**Records supplied**:
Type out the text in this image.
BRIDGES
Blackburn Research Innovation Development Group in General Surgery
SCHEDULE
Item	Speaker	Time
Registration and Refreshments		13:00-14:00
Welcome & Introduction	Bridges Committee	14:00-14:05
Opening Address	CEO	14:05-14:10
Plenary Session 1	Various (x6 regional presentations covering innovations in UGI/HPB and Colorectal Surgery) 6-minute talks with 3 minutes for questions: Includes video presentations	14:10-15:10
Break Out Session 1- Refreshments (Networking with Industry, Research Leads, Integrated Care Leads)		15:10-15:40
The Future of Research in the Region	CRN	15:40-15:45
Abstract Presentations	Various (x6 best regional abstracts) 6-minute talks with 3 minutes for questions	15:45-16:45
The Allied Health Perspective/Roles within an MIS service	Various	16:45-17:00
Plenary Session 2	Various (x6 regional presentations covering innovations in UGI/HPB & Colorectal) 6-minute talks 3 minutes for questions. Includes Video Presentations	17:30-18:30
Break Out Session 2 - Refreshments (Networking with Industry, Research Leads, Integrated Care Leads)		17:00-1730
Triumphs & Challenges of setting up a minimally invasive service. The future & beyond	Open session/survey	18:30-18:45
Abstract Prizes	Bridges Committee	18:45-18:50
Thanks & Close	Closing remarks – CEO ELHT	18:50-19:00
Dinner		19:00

**Exercise directions**: Give the data again, exactly as it stands.

**Written answer**:
Type out the text in this image.
BRIDGES
Blackburn Research Innovation Development Group in General Surgery
SCHEDULE
Item	Speaker	Time
Registration and Refreshments		13:00-14:00
Welcome & Introduction	Bridges Committee	14:00-14:05
Opening Address	CEO	14:05-14:10
Plenary Session 1	Various (x6 regional presentations covering innovations in UGI/HPB and Colorectal Surgery) 6-minute talks with 3 minutes for questions: Includes video presentations	14:10-15:10
Break Out Session 1- Refreshments (Networking with Industry, Research Leads, Integrated Care Leads)		15:10-15:40
The Future of Research in the Region	CRN	15:40-15:45
Abstract Presentations	Various (x6 best regional abstracts) 6-minute talks with 3 minutes for questions	15:45-16:45
The Allied Health Perspective/Roles within an MIS service	Various	16:45-17:00
Plenary Session 2	Various (x6 regional presentations covering innovations in UGI/HPB & Colorectal) 6-minute talks 3 minutes for questions. Includes Video Presentations	17:30-18:30
Break Out Session 2 - Refreshments (Networking with Industry, Research Leads, Integrated Care Leads)		17:00-1730
Triumphs & Challenges of setting up a minimally invasive service. The future & beyond	Open session/survey	18:30-18:45
Abstract Prizes	Bridges Committee	18:45-18:50
Thanks & Close	Closing remarks – CEO ELHT	18:50-19:00
Dinner		19:00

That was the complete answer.